**What to work on**
Look through the lines below and extract any with the word "indukcyjnego".

>> Start Data shown

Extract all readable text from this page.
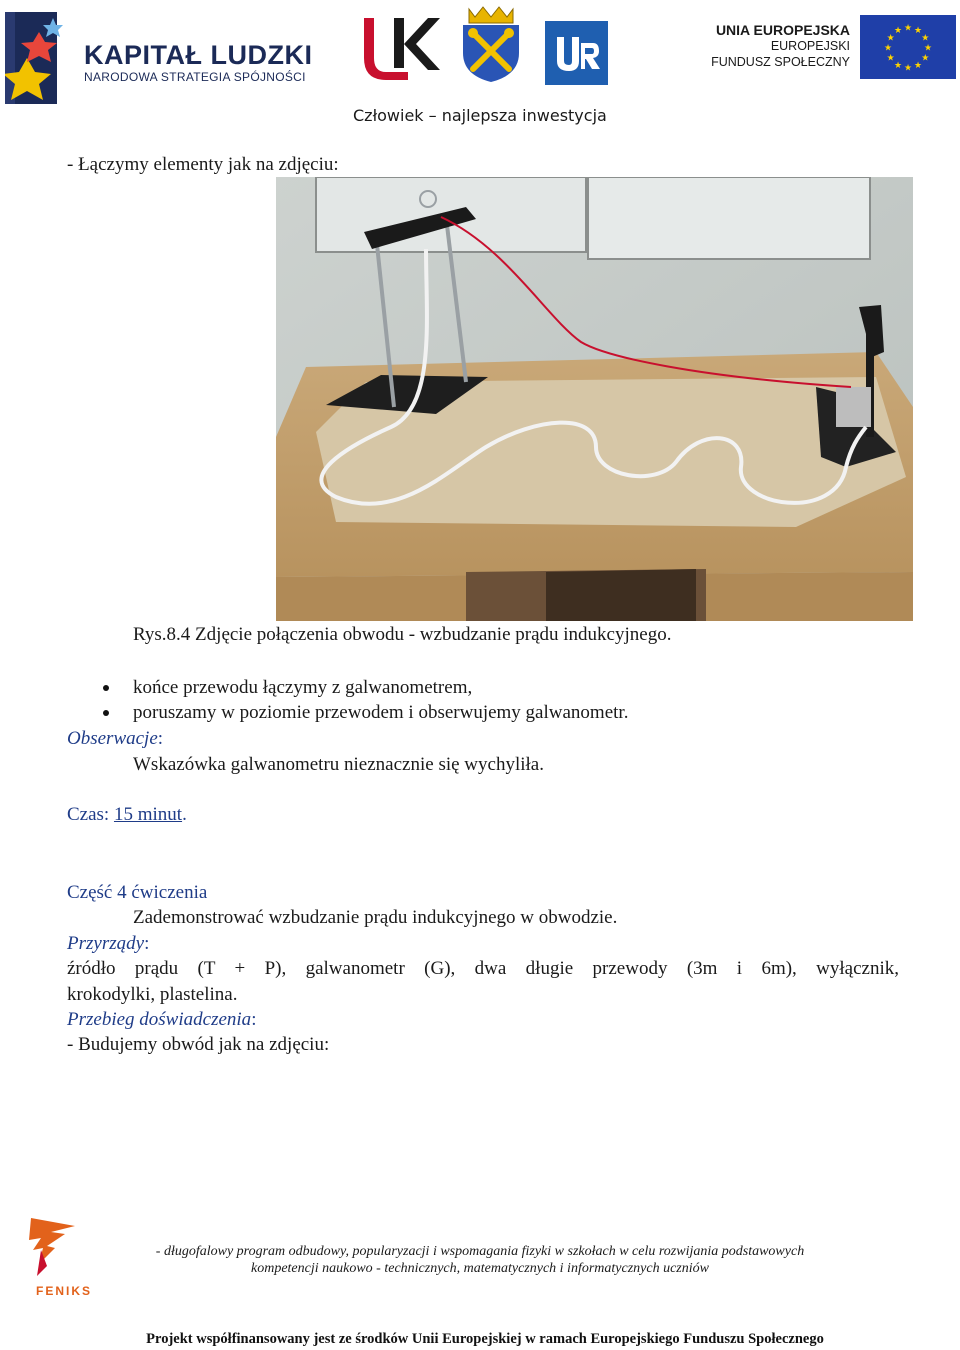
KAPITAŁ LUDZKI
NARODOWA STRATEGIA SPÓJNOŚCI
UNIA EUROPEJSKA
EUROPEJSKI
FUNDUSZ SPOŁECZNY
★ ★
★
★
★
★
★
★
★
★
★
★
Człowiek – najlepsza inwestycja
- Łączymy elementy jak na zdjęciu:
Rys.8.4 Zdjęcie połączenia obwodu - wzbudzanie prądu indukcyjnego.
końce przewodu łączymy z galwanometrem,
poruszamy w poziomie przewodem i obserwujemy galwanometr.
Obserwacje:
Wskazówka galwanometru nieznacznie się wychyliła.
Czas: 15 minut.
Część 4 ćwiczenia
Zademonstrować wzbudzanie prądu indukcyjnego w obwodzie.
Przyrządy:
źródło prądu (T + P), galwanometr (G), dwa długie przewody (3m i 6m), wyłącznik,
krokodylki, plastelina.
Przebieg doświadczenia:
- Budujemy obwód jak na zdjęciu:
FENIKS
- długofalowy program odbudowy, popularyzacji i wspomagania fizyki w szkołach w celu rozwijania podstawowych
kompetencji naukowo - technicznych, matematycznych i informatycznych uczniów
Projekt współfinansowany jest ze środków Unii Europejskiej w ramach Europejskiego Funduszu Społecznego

>> End Data shown

**Solution**
Rys.8.4 Zdjęcie połączenia obwodu - wzbudzanie prądu indukcyjnego.
Zademonstrować wzbudzanie prądu indukcyjnego w obwodzie.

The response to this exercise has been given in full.